:: Data shown ::

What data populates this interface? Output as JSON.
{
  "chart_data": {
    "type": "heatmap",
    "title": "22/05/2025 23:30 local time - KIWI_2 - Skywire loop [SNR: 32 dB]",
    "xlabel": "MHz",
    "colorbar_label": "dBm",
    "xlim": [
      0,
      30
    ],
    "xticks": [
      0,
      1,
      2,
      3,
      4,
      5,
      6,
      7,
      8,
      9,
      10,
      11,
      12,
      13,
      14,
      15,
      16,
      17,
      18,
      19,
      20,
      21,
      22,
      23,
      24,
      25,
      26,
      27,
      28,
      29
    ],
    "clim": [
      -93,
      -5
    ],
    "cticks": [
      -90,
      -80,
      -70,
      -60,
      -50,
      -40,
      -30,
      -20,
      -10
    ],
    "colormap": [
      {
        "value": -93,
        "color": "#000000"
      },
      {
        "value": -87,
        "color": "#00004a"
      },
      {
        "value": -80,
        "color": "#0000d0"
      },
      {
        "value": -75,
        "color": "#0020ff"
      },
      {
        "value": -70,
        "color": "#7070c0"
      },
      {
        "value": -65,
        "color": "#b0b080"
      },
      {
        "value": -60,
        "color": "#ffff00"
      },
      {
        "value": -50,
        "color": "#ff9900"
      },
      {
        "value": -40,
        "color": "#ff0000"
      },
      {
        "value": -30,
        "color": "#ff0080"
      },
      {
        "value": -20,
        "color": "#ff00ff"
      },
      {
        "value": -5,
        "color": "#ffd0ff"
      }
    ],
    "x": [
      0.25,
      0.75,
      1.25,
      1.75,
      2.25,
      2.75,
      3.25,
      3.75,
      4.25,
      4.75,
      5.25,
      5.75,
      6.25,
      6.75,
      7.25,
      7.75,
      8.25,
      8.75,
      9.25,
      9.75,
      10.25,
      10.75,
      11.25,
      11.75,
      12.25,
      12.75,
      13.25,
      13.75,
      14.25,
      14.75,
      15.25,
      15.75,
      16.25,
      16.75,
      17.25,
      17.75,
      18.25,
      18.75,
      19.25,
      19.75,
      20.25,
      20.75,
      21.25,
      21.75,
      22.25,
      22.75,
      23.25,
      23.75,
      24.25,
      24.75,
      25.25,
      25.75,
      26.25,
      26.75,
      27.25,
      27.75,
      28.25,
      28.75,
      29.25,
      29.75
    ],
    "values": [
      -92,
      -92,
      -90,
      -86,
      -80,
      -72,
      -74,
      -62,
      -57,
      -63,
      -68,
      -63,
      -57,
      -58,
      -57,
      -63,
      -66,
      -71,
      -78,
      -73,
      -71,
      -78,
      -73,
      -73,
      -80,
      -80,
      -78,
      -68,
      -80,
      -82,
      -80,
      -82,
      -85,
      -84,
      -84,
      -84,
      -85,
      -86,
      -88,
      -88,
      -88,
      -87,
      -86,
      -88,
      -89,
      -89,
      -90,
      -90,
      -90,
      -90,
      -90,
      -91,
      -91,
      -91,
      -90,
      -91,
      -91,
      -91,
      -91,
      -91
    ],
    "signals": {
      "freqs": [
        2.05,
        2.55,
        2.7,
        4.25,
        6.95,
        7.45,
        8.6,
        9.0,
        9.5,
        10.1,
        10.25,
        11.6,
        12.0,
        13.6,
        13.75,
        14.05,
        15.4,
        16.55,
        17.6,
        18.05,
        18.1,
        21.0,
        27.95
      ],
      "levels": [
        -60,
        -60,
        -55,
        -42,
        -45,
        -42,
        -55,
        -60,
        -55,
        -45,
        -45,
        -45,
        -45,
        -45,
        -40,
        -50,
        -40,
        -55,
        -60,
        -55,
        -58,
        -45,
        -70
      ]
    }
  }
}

:::

Goal
Copy every line verbatim.

The answer
What data populates this interface? Output as JSON.
{
  "chart_data": {
    "type": "heatmap",
    "title": "22/05/2025 23:30 local time - KIWI_2 - Skywire loop [SNR: 32 dB]",
    "xlabel": "MHz",
    "colorbar_label": "dBm",
    "xlim": [
      0,
      30
    ],
    "xticks": [
      0,
      1,
      2,
      3,
      4,
      5,
      6,
      7,
      8,
      9,
      10,
      11,
      12,
      13,
      14,
      15,
      16,
      17,
      18,
      19,
      20,
      21,
      22,
      23,
      24,
      25,
      26,
      27,
      28,
      29
    ],
    "clim": [
      -93,
      -5
    ],
    "cticks": [
      -90,
      -80,
      -70,
      -60,
      -50,
      -40,
      -30,
      -20,
      -10
    ],
    "colormap": [
      {
        "value": -93,
        "color": "#000000"
      },
      {
        "value": -87,
        "color": "#00004a"
      },
      {
        "value": -80,
        "color": "#0000d0"
      },
      {
        "value": -75,
        "color": "#0020ff"
      },
      {
        "value": -70,
        "color": "#7070c0"
      },
      {
        "value": -65,
        "color": "#b0b080"
      },
      {
        "value": -60,
        "color": "#ffff00"
      },
      {
        "value": -50,
        "color": "#ff9900"
      },
      {
        "value": -40,
        "color": "#ff0000"
      },
      {
        "value": -30,
        "color": "#ff0080"
      },
      {
        "value": -20,
        "color": "#ff00ff"
      },
      {
        "value": -5,
        "color": "#ffd0ff"
      }
    ],
    "x": [
      0.25,
      0.75,
      1.25,
      1.75,
      2.25,
      2.75,
      3.25,
      3.75,
      4.25,
      4.75,
      5.25,
      5.75,
      6.25,
      6.75,
      7.25,
      7.75,
      8.25,
      8.75,
      9.25,
      9.75,
      10.25,
      10.75,
      11.25,
      11.75,
      12.25,
      12.75,
      13.25,
      13.75,
      14.25,
      14.75,
      15.25,
      15.75,
      16.25,
      16.75,
      17.25,
      17.75,
      18.25,
      18.75,
      19.25,
      19.75,
      20.25,
      20.75,
      21.25,
      21.75,
      22.25,
      22.75,
      23.25,
      23.75,
      24.25,
      24.75,
      25.25,
      25.75,
      26.25,
      26.75,
      27.25,
      27.75,
      28.25,
      28.75,
      29.25,
      29.75
    ],
    "values": [
      -92,
      -92,
      -90,
      -86,
      -80,
      -72,
      -74,
      -62,
      -57,
      -63,
      -68,
      -63,
      -57,
      -58,
      -57,
      -63,
      -66,
      -71,
      -78,
      -73,
      -71,
      -78,
      -73,
      -73,
      -80,
      -80,
      -78,
      -68,
      -80,
      -82,
      -80,
      -82,
      -85,
      -84,
      -84,
      -84,
      -85,
      -86,
      -88,
      -88,
      -88,
      -87,
      -86,
      -88,
      -89,
      -89,
      -90,
      -90,
      -90,
      -90,
      -90,
      -91,
      -91,
      -91,
      -90,
      -91,
      -91,
      -91,
      -91,
      -91
    ],
    "signals": {
      "freqs": [
        2.05,
        2.55,
        2.7,
        4.25,
        6.95,
        7.45,
        8.6,
        9.0,
        9.5,
        10.1,
        10.25,
        11.6,
        12.0,
        13.6,
        13.75,
        14.05,
        15.4,
        16.55,
        17.6,
        18.05,
        18.1,
        21.0,
        27.95
      ],
      "levels": [
        -60,
        -60,
        -55,
        -42,
        -45,
        -42,
        -55,
        -60,
        -55,
        -45,
        -45,
        -45,
        -45,
        -45,
        -40,
        -50,
        -40,
        -55,
        -60,
        -55,
        -58,
        -45,
        -70
      ]
    }
  }
}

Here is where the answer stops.